### Given information
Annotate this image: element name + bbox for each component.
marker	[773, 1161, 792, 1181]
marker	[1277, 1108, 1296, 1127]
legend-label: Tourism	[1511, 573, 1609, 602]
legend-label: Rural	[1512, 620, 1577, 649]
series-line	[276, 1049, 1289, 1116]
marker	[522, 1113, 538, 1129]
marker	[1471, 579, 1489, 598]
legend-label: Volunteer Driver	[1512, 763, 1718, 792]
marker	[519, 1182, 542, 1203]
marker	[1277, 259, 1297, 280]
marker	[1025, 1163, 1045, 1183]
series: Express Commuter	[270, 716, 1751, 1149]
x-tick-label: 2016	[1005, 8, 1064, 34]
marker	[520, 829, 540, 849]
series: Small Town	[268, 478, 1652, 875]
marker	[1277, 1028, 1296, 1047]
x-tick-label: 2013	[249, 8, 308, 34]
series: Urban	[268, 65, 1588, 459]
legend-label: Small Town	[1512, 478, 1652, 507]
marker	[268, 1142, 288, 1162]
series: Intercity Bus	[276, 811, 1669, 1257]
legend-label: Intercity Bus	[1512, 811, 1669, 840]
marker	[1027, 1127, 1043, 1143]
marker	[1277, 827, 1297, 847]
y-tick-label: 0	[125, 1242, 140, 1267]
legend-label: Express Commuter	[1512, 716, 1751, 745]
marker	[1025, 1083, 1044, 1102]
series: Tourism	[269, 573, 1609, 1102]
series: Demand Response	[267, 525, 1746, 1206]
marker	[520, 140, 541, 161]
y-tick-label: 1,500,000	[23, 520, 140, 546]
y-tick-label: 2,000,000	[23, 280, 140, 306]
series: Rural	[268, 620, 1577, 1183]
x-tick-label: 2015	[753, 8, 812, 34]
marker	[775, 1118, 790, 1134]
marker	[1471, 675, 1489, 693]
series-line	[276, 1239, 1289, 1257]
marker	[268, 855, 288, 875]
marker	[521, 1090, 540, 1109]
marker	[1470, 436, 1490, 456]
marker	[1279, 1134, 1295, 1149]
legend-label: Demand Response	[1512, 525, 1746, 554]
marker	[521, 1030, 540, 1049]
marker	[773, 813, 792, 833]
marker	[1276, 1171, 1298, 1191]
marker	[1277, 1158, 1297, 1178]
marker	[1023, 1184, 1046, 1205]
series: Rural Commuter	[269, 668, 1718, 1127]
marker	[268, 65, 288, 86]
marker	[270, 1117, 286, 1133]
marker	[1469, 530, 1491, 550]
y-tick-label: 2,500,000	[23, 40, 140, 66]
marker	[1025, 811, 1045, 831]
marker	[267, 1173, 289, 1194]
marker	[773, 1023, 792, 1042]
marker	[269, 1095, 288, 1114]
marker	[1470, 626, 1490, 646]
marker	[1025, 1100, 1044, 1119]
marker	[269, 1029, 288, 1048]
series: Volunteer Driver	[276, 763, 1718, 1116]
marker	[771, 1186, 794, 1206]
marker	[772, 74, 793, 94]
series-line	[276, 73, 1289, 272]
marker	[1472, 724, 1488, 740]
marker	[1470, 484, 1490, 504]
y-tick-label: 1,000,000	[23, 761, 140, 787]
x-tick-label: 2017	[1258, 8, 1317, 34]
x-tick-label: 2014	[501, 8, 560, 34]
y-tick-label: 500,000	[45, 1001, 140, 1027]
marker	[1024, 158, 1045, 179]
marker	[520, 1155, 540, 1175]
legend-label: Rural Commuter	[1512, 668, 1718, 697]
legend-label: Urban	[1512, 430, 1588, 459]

### Written exercise
Rewrite every line of the item above as a JSON list of strings, with one string per line and no blank lines.

### Result of the exercise
[
  "Annotate this image: element name + bbox for each component.",
  "marker\t[773, 1161, 792, 1181]",
  "marker\t[1277, 1108, 1296, 1127]",
  "legend-label: Tourism\t[1511, 573, 1609, 602]",
  "legend-label: Rural\t[1512, 620, 1577, 649]",
  "series-line\t[276, 1049, 1289, 1116]",
  "marker\t[522, 1113, 538, 1129]",
  "marker\t[1471, 579, 1489, 598]",
  "legend-label: Volunteer Driver\t[1512, 763, 1718, 792]",
  "marker\t[519, 1182, 542, 1203]",
  "marker\t[1277, 259, 1297, 280]",
  "marker\t[1025, 1163, 1045, 1183]",
  "series: Express Commuter\t[270, 716, 1751, 1149]",
  "x-tick-label: 2016\t[1005, 8, 1064, 34]",
  "marker\t[520, 829, 540, 849]",
  "series: Small Town\t[268, 478, 1652, 875]",
  "marker\t[1277, 1028, 1296, 1047]",
  "x-tick-label: 2013\t[249, 8, 308, 34]",
  "series: Urban\t[268, 65, 1588, 459]",
  "legend-label: Small Town\t[1512, 478, 1652, 507]",
  "marker\t[268, 1142, 288, 1162]",
  "series: Intercity Bus\t[276, 811, 1669, 1257]",
  "legend-label: Intercity Bus\t[1512, 811, 1669, 840]",
  "marker\t[1027, 1127, 1043, 1143]",
  "marker\t[1277, 827, 1297, 847]",
  "y-tick-label: 0\t[125, 1242, 140, 1267]",
  "legend-label: Express Commuter\t[1512, 716, 1751, 745]",
  "marker\t[1025, 1083, 1044, 1102]",
  "series: Tourism\t[269, 573, 1609, 1102]",
  "series: Demand Response\t[267, 525, 1746, 1206]",
  "marker\t[520, 140, 541, 161]",
  "y-tick-label: 1,500,000\t[23, 520, 140, 546]",
  "y-tick-label: 2,000,000\t[23, 280, 140, 306]",
  "series: Rural\t[268, 620, 1577, 1183]",
  "x-tick-label: 2015\t[753, 8, 812, 34]",
  "marker\t[775, 1118, 790, 1134]",
  "marker\t[1471, 675, 1489, 693]",
  "series-line\t[276, 1239, 1289, 1257]",
  "marker\t[268, 855, 288, 875]",
  "marker\t[521, 1090, 540, 1109]",
  "marker\t[1470, 436, 1490, 456]",
  "marker\t[1279, 1134, 1295, 1149]",
  "legend-label: Demand Response\t[1512, 525, 1746, 554]",
  "marker\t[521, 1030, 540, 1049]",
  "marker\t[773, 813, 792, 833]",
  "marker\t[1276, 1171, 1298, 1191]",
  "marker\t[1277, 1158, 1297, 1178]",
  "marker\t[1023, 1184, 1046, 1205]",
  "series: Rural Commuter\t[269, 668, 1718, 1127]",
  "marker\t[268, 65, 288, 86]",
  "marker\t[270, 1117, 286, 1133]",
  "marker\t[1469, 530, 1491, 550]",
  "y-tick-label: 2,500,000\t[23, 40, 140, 66]",
  "marker\t[1025, 811, 1045, 831]",
  "marker\t[267, 1173, 289, 1194]",
  "marker\t[773, 1023, 792, 1042]",
  "marker\t[269, 1095, 288, 1114]",
  "marker\t[1470, 626, 1490, 646]",
  "marker\t[1025, 1100, 1044, 1119]",
  "marker\t[269, 1029, 288, 1048]",
  "series: Volunteer Driver\t[276, 763, 1718, 1116]",
  "marker\t[771, 1186, 794, 1206]",
  "marker\t[772, 74, 793, 94]",
  "series-line\t[276, 73, 1289, 272]",
  "marker\t[1472, 724, 1488, 740]",
  "marker\t[1470, 484, 1490, 504]",
  "y-tick-label: 1,000,000\t[23, 761, 140, 787]",
  "x-tick-label: 2017\t[1258, 8, 1317, 34]",
  "x-tick-label: 2014\t[501, 8, 560, 34]",
  "y-tick-label: 500,000\t[45, 1001, 140, 1027]",
  "marker\t[1024, 158, 1045, 179]",
  "marker\t[520, 1155, 540, 1175]",
  "legend-label: Rural Commuter\t[1512, 668, 1718, 697]",
  "legend-label: Urban\t[1512, 430, 1588, 459]"
]